▶ [RECORDS SUPPLIED]:

============================================================

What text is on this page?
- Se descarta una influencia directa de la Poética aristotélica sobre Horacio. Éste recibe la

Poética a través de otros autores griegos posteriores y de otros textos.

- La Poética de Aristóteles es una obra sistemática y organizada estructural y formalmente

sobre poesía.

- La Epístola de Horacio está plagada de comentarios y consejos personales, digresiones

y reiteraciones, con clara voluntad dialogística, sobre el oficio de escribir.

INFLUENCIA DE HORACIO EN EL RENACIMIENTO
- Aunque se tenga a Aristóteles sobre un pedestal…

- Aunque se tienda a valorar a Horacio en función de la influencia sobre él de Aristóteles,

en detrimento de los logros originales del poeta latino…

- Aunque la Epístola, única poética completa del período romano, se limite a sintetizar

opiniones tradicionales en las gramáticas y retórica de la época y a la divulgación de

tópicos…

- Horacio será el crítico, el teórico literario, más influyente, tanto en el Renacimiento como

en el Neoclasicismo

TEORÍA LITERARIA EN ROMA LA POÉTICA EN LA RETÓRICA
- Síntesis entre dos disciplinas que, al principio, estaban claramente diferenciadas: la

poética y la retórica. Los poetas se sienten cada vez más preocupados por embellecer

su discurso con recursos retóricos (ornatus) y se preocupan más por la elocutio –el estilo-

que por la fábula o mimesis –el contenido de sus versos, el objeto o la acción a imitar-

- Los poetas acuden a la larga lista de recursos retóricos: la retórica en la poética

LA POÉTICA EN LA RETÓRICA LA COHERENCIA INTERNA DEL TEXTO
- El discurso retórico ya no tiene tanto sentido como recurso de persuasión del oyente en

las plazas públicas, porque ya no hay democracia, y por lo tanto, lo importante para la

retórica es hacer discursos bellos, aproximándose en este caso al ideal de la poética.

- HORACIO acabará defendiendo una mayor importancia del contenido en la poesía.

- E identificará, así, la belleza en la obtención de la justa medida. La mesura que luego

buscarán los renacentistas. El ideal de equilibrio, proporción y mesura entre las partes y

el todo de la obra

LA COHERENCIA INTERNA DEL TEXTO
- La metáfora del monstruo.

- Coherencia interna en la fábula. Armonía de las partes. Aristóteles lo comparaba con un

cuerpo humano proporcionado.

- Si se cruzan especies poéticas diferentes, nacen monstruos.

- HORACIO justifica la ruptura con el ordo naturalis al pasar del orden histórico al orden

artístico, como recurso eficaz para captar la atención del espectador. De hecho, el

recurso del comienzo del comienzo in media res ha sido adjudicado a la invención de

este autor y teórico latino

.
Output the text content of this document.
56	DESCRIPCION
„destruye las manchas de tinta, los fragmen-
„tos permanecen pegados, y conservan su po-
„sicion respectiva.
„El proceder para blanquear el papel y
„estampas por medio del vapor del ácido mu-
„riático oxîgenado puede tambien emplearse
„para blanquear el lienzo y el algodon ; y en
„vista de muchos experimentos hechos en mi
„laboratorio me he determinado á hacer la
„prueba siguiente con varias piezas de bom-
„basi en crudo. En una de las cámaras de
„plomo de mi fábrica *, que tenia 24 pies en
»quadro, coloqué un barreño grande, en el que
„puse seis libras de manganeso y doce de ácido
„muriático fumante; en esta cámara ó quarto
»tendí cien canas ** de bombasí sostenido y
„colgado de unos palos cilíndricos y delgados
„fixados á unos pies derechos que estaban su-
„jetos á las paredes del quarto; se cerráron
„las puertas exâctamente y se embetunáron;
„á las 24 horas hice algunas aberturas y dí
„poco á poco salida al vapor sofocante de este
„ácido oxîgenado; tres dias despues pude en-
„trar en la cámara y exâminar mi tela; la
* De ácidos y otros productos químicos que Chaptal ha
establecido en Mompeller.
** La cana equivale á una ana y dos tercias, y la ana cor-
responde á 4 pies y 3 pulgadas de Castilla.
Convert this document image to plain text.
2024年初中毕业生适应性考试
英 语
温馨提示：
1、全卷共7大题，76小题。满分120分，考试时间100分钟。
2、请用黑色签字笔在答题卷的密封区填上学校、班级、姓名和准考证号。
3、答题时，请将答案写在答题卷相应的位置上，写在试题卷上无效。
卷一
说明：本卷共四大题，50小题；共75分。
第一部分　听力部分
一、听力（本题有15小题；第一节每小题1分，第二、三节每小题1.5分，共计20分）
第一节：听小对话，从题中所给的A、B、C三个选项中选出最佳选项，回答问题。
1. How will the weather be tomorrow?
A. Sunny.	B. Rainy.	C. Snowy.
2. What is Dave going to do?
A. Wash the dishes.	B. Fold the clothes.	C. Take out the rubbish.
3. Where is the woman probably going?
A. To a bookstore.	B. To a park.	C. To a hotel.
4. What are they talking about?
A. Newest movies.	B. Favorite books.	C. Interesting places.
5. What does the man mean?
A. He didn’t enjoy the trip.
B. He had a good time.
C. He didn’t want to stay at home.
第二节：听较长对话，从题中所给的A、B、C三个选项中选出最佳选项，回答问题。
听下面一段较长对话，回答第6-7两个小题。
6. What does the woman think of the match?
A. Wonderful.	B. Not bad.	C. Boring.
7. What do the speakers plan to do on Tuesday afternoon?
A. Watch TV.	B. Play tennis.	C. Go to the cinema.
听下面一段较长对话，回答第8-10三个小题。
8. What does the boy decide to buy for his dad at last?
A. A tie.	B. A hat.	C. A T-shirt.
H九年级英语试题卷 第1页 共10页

============================================================

▶ [CHALLENGE]: All of the data must be returned exactly.

▶ [SOLUTION TO THE PROBLEM]:
What text is on this page?
- Se descarta una influencia directa de la Poética aristotélica sobre Horacio. Éste recibe la

Poética a través de otros autores griegos posteriores y de otros textos.

- La Poética de Aristóteles es una obra sistemática y organizada estructural y formalmente

sobre poesía.

- La Epístola de Horacio está plagada de comentarios y consejos personales, digresiones

y reiteraciones, con clara voluntad dialogística, sobre el oficio de escribir.

INFLUENCIA DE HORACIO EN EL RENACIMIENTO
- Aunque se tenga a Aristóteles sobre un pedestal…

- Aunque se tienda a valorar a Horacio en función de la influencia sobre él de Aristóteles,

en detrimento de los logros originales del poeta latino…

- Aunque la Epístola, única poética completa del período romano, se limite a sintetizar

opiniones tradicionales en las gramáticas y retórica de la época y a la divulgación de

tópicos…

- Horacio será el crítico, el teórico literario, más influyente, tanto en el Renacimiento como

en el Neoclasicismo

TEORÍA LITERARIA EN ROMA LA POÉTICA EN LA RETÓRICA
- Síntesis entre dos disciplinas que, al principio, estaban claramente diferenciadas: la

poética y la retórica. Los poetas se sienten cada vez más preocupados por embellecer

su discurso con recursos retóricos (ornatus) y se preocupan más por la elocutio –el estilo-

que por la fábula o mimesis –el contenido de sus versos, el objeto o la acción a imitar-

- Los poetas acuden a la larga lista de recursos retóricos: la retórica en la poética

LA POÉTICA EN LA RETÓRICA LA COHERENCIA INTERNA DEL TEXTO
- El discurso retórico ya no tiene tanto sentido como recurso de persuasión del oyente en

las plazas públicas, porque ya no hay democracia, y por lo tanto, lo importante para la

retórica es hacer discursos bellos, aproximándose en este caso al ideal de la poética.

- HORACIO acabará defendiendo una mayor importancia del contenido en la poesía.

- E identificará, así, la belleza en la obtención de la justa medida. La mesura que luego

buscarán los renacentistas. El ideal de equilibrio, proporción y mesura entre las partes y

el todo de la obra

LA COHERENCIA INTERNA DEL TEXTO
- La metáfora del monstruo.

- Coherencia interna en la fábula. Armonía de las partes. Aristóteles lo comparaba con un

cuerpo humano proporcionado.

- Si se cruzan especies poéticas diferentes, nacen monstruos.

- HORACIO justifica la ruptura con el ordo naturalis al pasar del orden histórico al orden

artístico, como recurso eficaz para captar la atención del espectador. De hecho, el

recurso del comienzo del comienzo in media res ha sido adjudicado a la invención de

este autor y teórico latino

.
Output the text content of this document.
56	DESCRIPCION
„destruye las manchas de tinta, los fragmen-
„tos permanecen pegados, y conservan su po-
„sicion respectiva.
„El proceder para blanquear el papel y
„estampas por medio del vapor del ácido mu-
„riático oxîgenado puede tambien emplearse
„para blanquear el lienzo y el algodon ; y en
„vista de muchos experimentos hechos en mi
„laboratorio me he determinado á hacer la
„prueba siguiente con varias piezas de bom-
„basi en crudo. En una de las cámaras de
„plomo de mi fábrica *, que tenia 24 pies en
»quadro, coloqué un barreño grande, en el que
„puse seis libras de manganeso y doce de ácido
„muriático fumante; en esta cámara ó quarto
»tendí cien canas ** de bombasí sostenido y
„colgado de unos palos cilíndricos y delgados
„fixados á unos pies derechos que estaban su-
„jetos á las paredes del quarto; se cerráron
„las puertas exâctamente y se embetunáron;
„á las 24 horas hice algunas aberturas y dí
„poco á poco salida al vapor sofocante de este
„ácido oxîgenado; tres dias despues pude en-
„trar en la cámara y exâminar mi tela; la
* De ácidos y otros productos químicos que Chaptal ha
establecido en Mompeller.
** La cana equivale á una ana y dos tercias, y la ana cor-
responde á 4 pies y 3 pulgadas de Castilla.
Convert this document image to plain text.
2024年初中毕业生适应性考试
英 语
温馨提示：
1、全卷共7大题，76小题。满分120分，考试时间100分钟。
2、请用黑色签字笔在答题卷的密封区填上学校、班级、姓名和准考证号。
3、答题时，请将答案写在答题卷相应的位置上，写在试题卷上无效。
卷一
说明：本卷共四大题，50小题；共75分。
第一部分　听力部分
一、听力（本题有15小题；第一节每小题1分，第二、三节每小题1.5分，共计20分）
第一节：听小对话，从题中所给的A、B、C三个选项中选出最佳选项，回答问题。
1. How will the weather be tomorrow?
A. Sunny.	B. Rainy.	C. Snowy.
2. What is Dave going to do?
A. Wash the dishes.	B. Fold the clothes.	C. Take out the rubbish.
3. Where is the woman probably going?
A. To a bookstore.	B. To a park.	C. To a hotel.
4. What are they talking about?
A. Newest movies.	B. Favorite books.	C. Interesting places.
5. What does the man mean?
A. He didn’t enjoy the trip.
B. He had a good time.
C. He didn’t want to stay at home.
第二节：听较长对话，从题中所给的A、B、C三个选项中选出最佳选项，回答问题。
听下面一段较长对话，回答第6-7两个小题。
6. What does the woman think of the match?
A. Wonderful.	B. Not bad.	C. Boring.
7. What do the speakers plan to do on Tuesday afternoon?
A. Watch TV.	B. Play tennis.	C. Go to the cinema.
听下面一段较长对话，回答第8-10三个小题。
8. What does the boy decide to buy for his dad at last?
A. A tie.	B. A hat.	C. A T-shirt.
H九年级英语试题卷 第1页 共10页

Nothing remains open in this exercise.